Would you write out the entries below, every one of them, exactly?
--- BEGIN Raw records ---
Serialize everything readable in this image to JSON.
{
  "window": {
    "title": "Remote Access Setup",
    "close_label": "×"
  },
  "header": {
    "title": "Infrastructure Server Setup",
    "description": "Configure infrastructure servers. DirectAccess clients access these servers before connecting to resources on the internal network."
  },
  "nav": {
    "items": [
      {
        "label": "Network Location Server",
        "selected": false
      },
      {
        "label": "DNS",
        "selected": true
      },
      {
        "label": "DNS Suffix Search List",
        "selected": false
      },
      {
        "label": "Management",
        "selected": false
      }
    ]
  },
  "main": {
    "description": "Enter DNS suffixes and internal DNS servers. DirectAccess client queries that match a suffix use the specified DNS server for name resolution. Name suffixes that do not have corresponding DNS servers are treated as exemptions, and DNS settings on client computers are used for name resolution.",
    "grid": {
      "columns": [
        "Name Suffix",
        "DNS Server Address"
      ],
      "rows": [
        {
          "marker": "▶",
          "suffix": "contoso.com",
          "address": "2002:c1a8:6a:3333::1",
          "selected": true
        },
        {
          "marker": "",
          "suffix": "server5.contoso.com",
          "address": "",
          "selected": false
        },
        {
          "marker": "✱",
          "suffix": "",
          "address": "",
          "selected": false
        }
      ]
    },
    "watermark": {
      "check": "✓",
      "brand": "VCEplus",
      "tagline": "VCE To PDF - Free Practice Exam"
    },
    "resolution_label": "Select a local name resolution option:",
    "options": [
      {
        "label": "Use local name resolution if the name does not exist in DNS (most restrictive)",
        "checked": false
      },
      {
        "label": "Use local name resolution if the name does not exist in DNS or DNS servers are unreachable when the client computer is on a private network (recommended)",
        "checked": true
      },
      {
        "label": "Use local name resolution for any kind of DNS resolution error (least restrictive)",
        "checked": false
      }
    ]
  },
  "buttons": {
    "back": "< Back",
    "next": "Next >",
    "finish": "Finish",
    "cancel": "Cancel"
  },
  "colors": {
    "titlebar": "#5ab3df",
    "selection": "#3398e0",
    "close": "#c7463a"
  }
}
--- END Raw records ---
◆ **Response for this exercise**
Serialize everything readable in this image to JSON.
{
  "window": {
    "title": "Remote Access Setup",
    "close_label": "×"
  },
  "header": {
    "title": "Infrastructure Server Setup",
    "description": "Configure infrastructure servers. DirectAccess clients access these servers before connecting to resources on the internal network."
  },
  "nav": {
    "items": [
      {
        "label": "Network Location Server",
        "selected": false
      },
      {
        "label": "DNS",
        "selected": true
      },
      {
        "label": "DNS Suffix Search List",
        "selected": false
      },
      {
        "label": "Management",
        "selected": false
      }
    ]
  },
  "main": {
    "description": "Enter DNS suffixes and internal DNS servers. DirectAccess client queries that match a suffix use the specified DNS server for name resolution. Name suffixes that do not have corresponding DNS servers are treated as exemptions, and DNS settings on client computers are used for name resolution.",
    "grid": {
      "columns": [
        "Name Suffix",
        "DNS Server Address"
      ],
      "rows": [
        {
          "marker": "▶",
          "suffix": "contoso.com",
          "address": "2002:c1a8:6a:3333::1",
          "selected": true
        },
        {
          "marker": "",
          "suffix": "server5.contoso.com",
          "address": "",
          "selected": false
        },
        {
          "marker": "✱",
          "suffix": "",
          "address": "",
          "selected": false
        }
      ]
    },
    "watermark": {
      "check": "✓",
      "brand": "VCEplus",
      "tagline": "VCE To PDF - Free Practice Exam"
    },
    "resolution_label": "Select a local name resolution option:",
    "options": [
      {
        "label": "Use local name resolution if the name does not exist in DNS (most restrictive)",
        "checked": false
      },
      {
        "label": "Use local name resolution if the name does not exist in DNS or DNS servers are unreachable when the client computer is on a private network (recommended)",
        "checked": true
      },
      {
        "label": "Use local name resolution for any kind of DNS resolution error (least restrictive)",
        "checked": false
      }
    ]
  },
  "buttons": {
    "back": "< Back",
    "next": "Next >",
    "finish": "Finish",
    "cancel": "Cancel"
  },
  "colors": {
    "titlebar": "#5ab3df",
    "selection": "#3398e0",
    "close": "#c7463a"
  }
}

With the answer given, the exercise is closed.